(Saved entries)
____
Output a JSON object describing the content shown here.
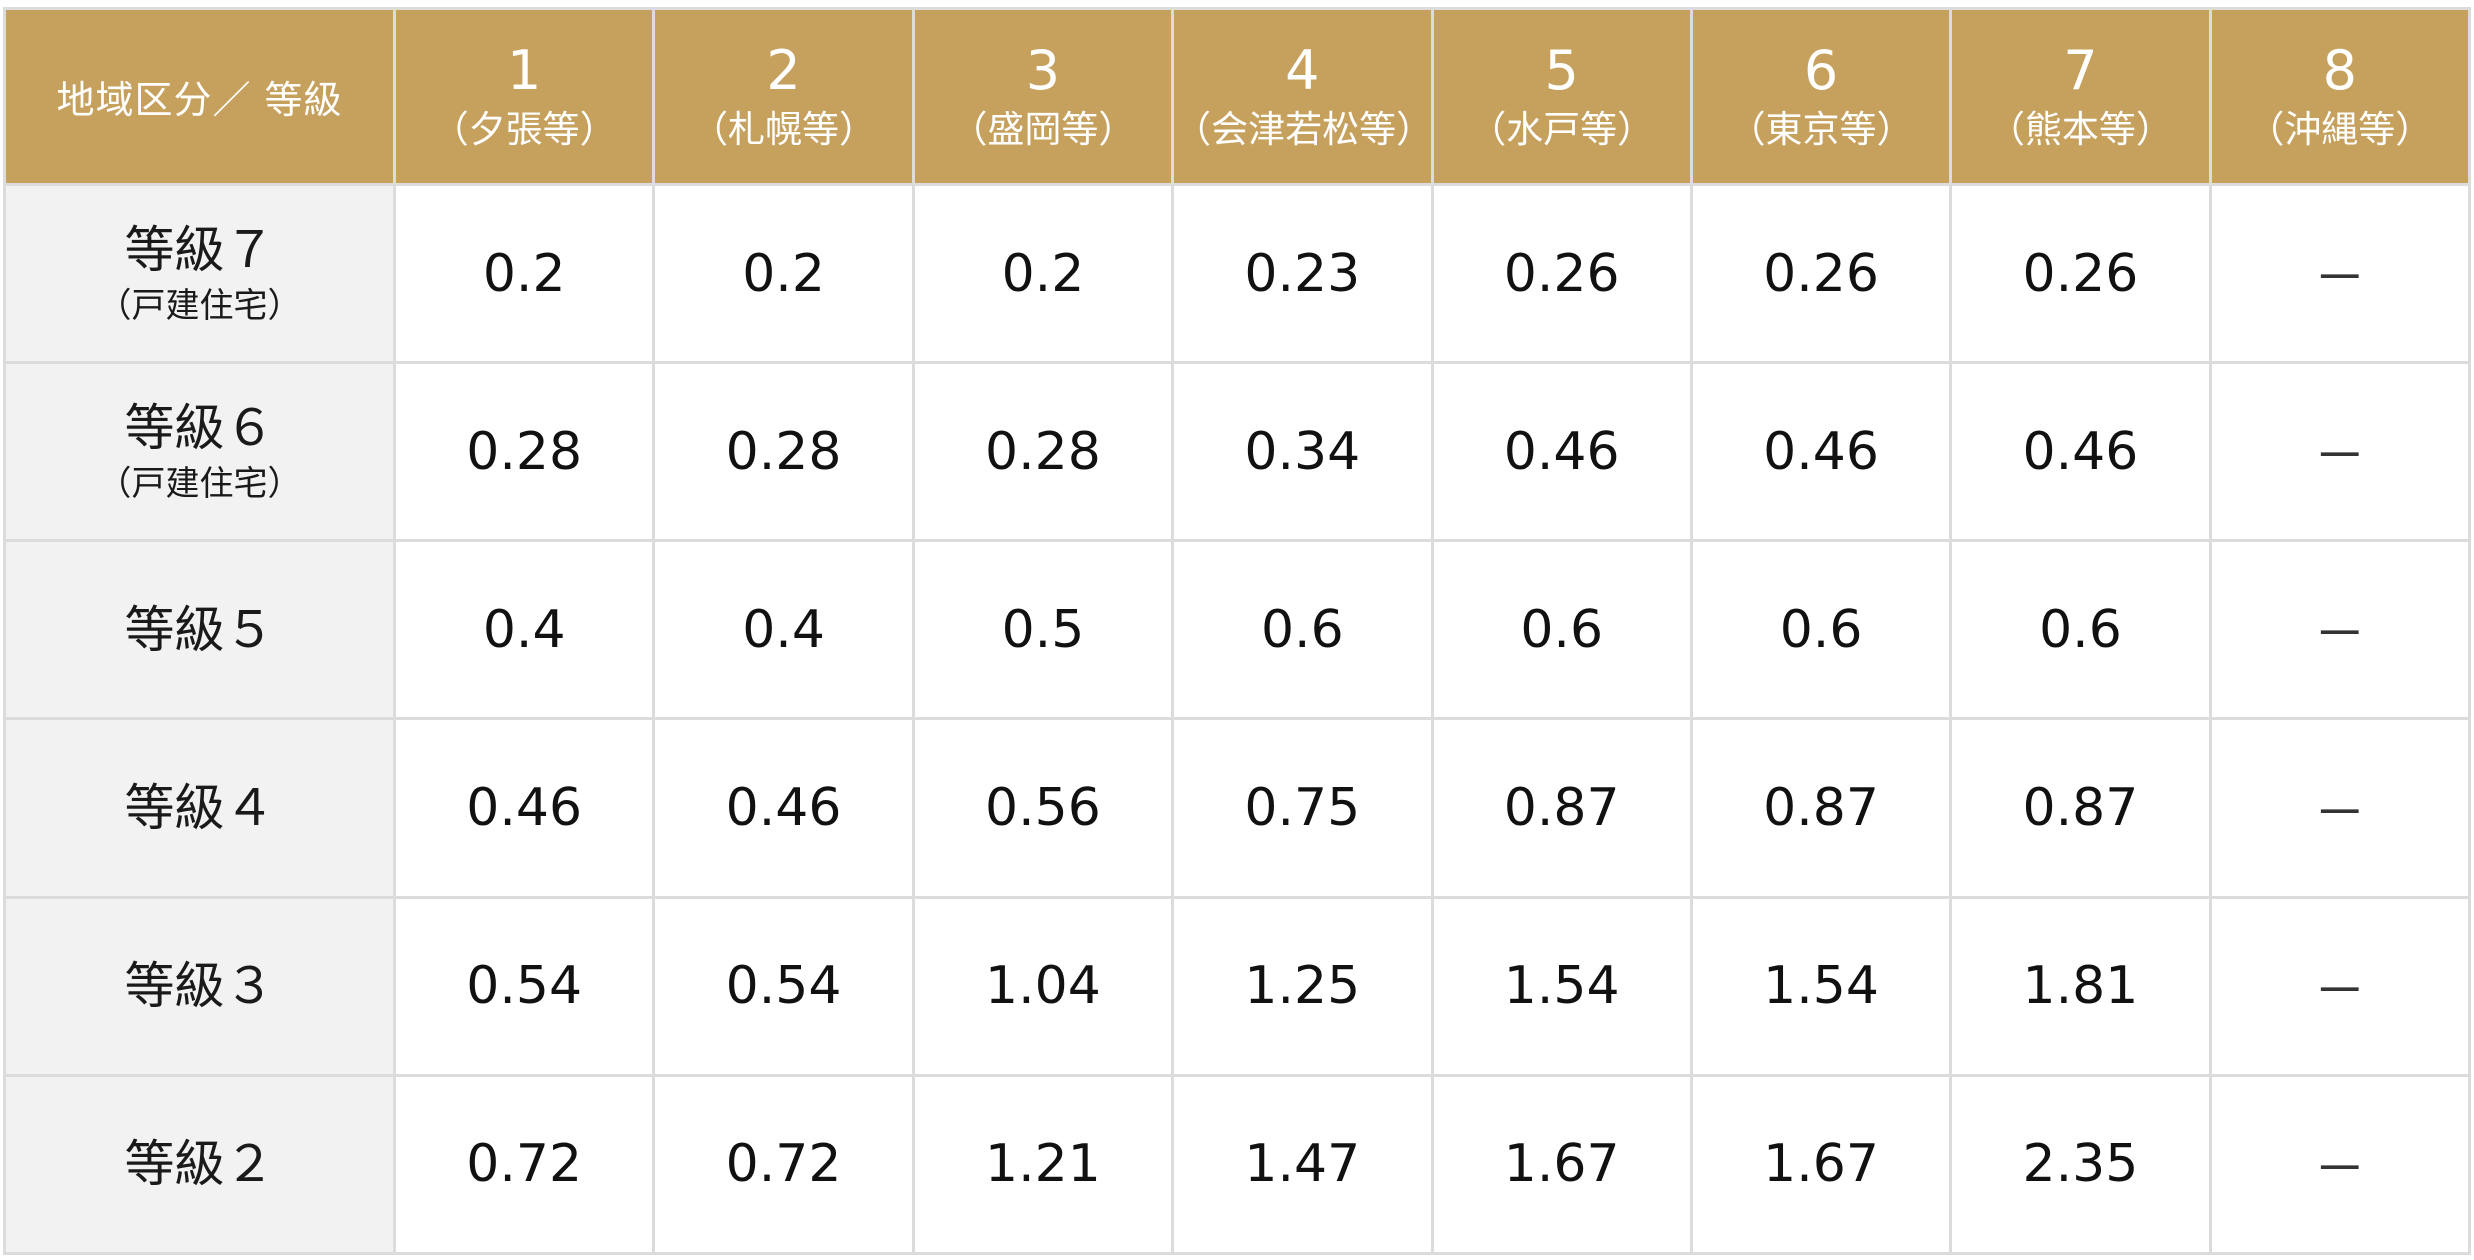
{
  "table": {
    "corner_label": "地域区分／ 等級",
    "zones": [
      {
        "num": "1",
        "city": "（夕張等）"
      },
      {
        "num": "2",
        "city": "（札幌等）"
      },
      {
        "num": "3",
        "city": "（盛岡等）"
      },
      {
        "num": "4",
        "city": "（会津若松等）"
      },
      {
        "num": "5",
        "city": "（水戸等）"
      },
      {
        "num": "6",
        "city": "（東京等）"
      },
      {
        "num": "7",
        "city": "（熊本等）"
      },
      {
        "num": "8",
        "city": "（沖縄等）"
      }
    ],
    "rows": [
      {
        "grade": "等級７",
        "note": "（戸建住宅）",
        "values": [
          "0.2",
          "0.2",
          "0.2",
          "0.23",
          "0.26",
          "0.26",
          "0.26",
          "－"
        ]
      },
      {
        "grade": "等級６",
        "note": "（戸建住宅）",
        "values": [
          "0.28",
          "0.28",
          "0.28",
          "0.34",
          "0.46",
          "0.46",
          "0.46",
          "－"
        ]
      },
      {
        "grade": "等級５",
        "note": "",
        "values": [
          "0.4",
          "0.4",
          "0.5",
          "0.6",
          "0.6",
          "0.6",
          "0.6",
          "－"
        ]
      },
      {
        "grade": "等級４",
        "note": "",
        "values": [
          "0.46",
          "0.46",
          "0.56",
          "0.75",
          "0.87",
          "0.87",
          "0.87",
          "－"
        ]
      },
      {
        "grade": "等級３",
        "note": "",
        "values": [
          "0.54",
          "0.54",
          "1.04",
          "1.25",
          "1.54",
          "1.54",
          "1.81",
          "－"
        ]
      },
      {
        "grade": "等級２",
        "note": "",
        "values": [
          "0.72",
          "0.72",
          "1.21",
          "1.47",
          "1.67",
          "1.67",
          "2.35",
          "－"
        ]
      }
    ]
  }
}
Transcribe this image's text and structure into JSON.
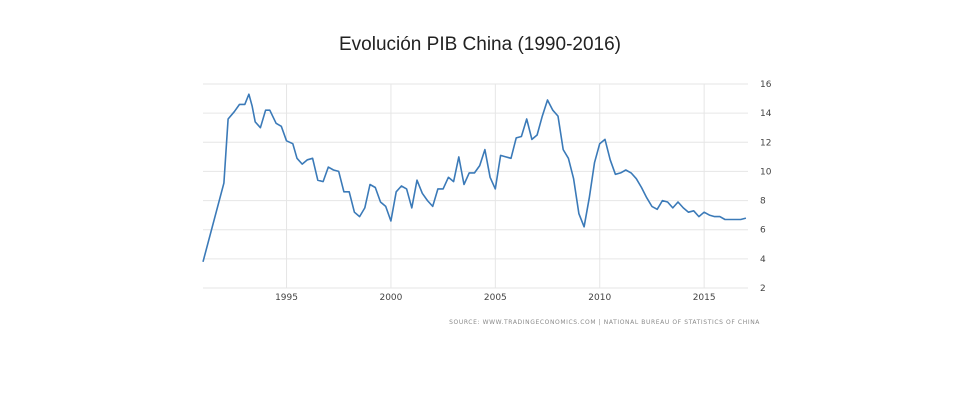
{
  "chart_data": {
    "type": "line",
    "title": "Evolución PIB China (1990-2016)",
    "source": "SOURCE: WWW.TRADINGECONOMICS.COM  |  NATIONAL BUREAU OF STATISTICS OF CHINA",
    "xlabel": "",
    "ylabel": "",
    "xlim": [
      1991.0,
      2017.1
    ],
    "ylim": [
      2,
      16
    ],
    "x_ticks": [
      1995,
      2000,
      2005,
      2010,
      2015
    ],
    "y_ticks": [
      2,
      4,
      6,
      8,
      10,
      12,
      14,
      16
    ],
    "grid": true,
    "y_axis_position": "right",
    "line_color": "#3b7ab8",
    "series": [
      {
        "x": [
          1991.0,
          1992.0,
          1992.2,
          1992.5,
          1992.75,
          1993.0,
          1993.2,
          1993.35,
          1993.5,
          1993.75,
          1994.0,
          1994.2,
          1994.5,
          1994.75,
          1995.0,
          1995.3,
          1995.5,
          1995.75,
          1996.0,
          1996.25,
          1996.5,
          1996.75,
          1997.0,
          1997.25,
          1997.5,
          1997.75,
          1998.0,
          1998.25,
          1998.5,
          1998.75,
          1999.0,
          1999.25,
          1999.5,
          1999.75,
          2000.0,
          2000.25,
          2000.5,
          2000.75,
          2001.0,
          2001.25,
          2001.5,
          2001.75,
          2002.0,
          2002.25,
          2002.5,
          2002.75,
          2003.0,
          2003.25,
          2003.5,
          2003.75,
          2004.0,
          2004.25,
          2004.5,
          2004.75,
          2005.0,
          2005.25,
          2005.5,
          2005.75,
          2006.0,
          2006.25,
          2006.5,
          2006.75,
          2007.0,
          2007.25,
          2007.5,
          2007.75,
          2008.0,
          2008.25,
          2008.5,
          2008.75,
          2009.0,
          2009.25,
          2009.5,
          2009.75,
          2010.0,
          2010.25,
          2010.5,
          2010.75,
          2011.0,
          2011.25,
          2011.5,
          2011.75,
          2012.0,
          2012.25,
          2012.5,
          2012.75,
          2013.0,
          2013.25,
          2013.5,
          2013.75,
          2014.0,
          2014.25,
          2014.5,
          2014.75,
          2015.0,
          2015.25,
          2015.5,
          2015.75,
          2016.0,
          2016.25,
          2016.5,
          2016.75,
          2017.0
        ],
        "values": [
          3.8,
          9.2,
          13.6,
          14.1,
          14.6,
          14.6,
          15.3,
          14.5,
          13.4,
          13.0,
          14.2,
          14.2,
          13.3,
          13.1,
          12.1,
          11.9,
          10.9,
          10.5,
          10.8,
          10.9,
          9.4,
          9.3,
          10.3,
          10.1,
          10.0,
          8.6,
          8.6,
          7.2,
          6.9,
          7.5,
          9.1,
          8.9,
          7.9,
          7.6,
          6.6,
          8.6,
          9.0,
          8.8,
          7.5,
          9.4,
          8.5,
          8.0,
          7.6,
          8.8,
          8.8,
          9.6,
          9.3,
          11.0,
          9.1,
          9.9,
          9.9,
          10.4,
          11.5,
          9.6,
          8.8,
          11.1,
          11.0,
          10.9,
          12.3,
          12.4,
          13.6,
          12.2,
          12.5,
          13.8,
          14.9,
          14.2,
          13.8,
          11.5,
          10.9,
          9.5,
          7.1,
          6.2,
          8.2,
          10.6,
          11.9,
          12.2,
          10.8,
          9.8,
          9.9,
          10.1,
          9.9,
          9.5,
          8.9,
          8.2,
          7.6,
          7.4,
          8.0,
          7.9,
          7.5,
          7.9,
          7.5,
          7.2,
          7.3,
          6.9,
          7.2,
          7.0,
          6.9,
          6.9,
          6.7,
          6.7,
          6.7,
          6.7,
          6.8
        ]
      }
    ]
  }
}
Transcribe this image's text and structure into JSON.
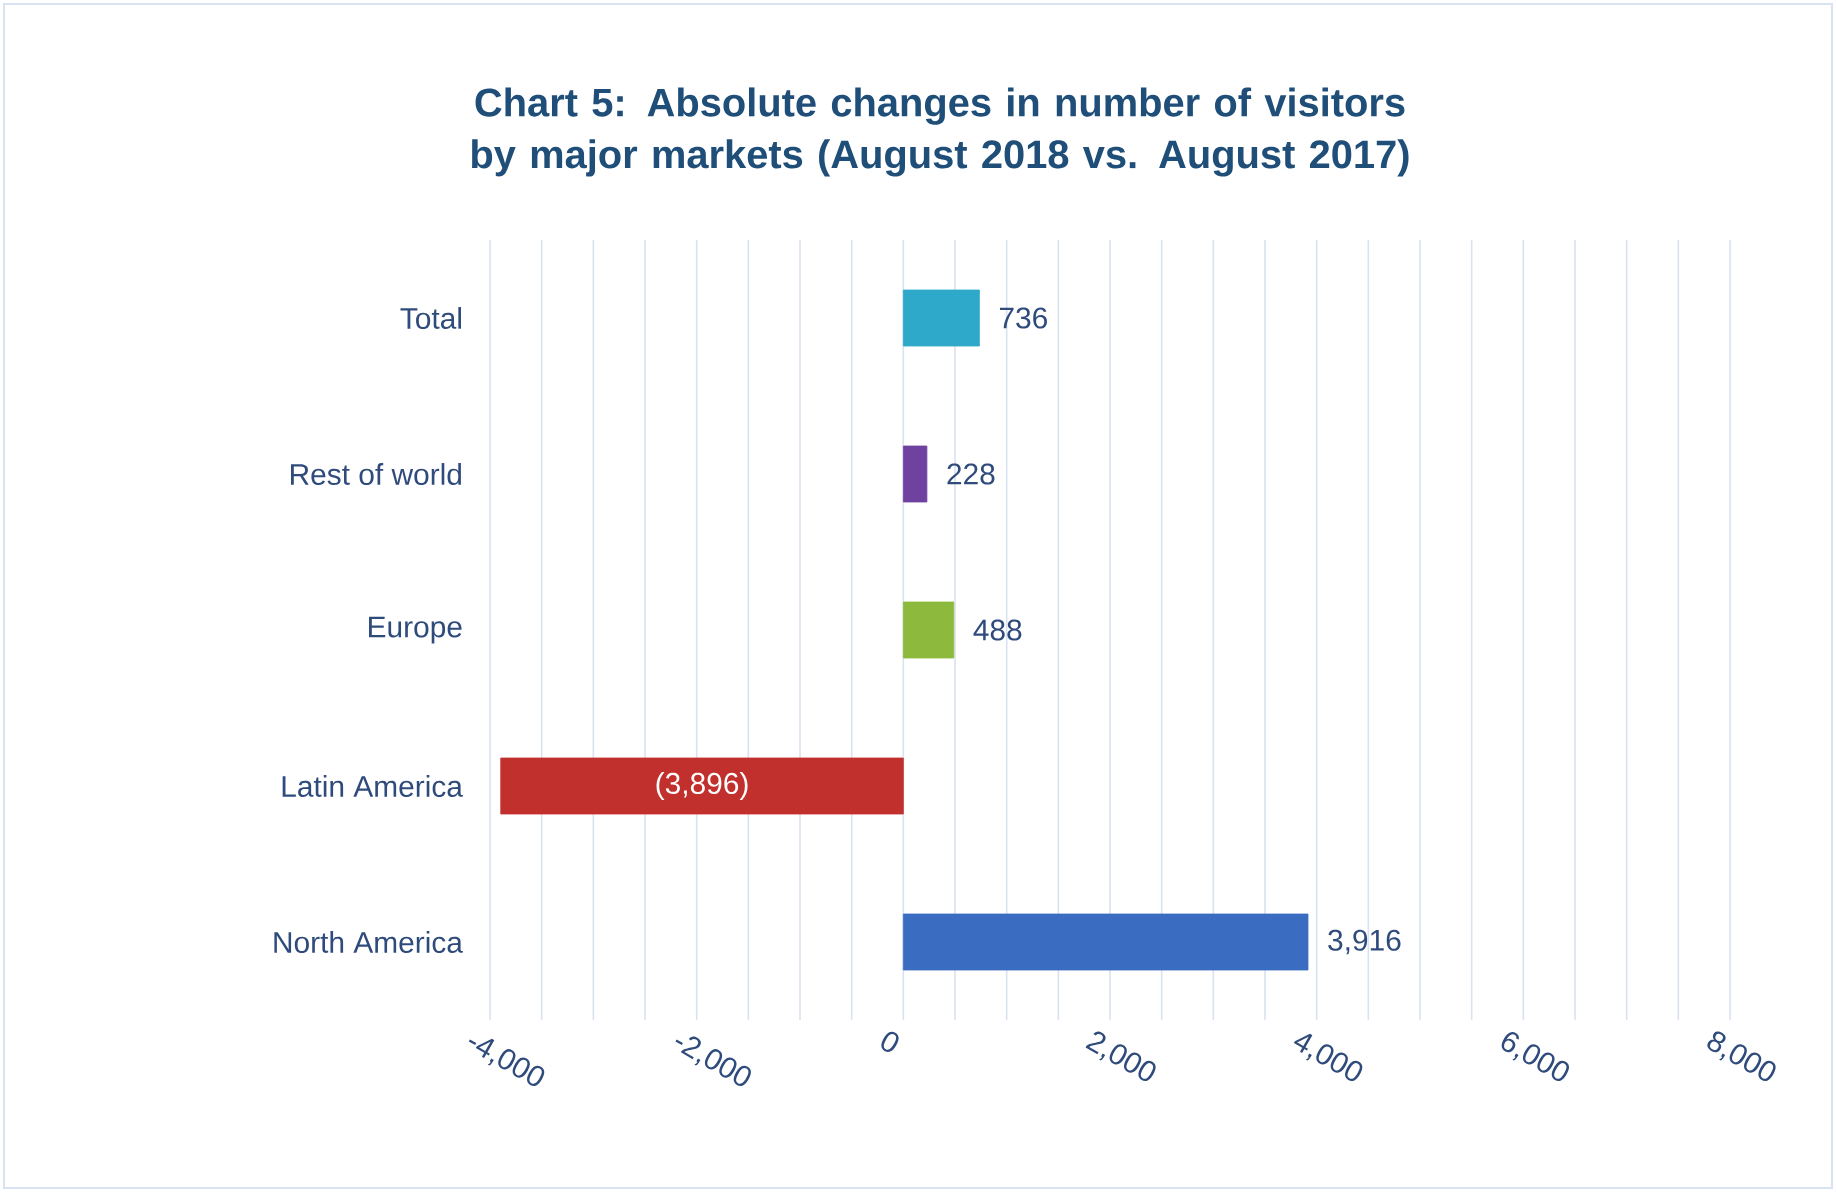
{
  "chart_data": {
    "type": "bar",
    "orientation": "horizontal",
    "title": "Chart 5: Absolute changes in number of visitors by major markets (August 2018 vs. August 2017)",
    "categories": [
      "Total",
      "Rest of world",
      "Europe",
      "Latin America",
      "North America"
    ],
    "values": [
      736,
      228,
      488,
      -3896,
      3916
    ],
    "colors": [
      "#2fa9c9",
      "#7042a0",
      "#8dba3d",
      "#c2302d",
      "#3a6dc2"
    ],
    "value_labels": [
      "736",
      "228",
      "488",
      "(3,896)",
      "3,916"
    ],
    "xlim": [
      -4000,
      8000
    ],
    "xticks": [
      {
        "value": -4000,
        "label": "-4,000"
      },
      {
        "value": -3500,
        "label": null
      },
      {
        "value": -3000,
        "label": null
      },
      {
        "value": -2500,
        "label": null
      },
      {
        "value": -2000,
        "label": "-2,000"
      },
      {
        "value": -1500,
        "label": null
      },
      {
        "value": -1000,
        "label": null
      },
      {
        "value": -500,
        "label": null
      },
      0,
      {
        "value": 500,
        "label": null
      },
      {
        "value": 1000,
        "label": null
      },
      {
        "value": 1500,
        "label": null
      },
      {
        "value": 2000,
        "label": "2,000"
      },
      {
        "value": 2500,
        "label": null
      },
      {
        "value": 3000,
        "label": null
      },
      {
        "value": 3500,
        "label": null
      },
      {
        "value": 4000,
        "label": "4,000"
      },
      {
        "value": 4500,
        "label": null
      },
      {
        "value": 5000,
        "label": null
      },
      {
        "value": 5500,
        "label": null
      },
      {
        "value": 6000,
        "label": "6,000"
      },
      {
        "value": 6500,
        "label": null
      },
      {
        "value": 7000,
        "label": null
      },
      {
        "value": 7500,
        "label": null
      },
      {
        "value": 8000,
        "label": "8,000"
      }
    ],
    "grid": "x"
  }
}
____
Tally up the lines of the listing containing the word "city". Give only the total.

_TASK RESPONSE_
8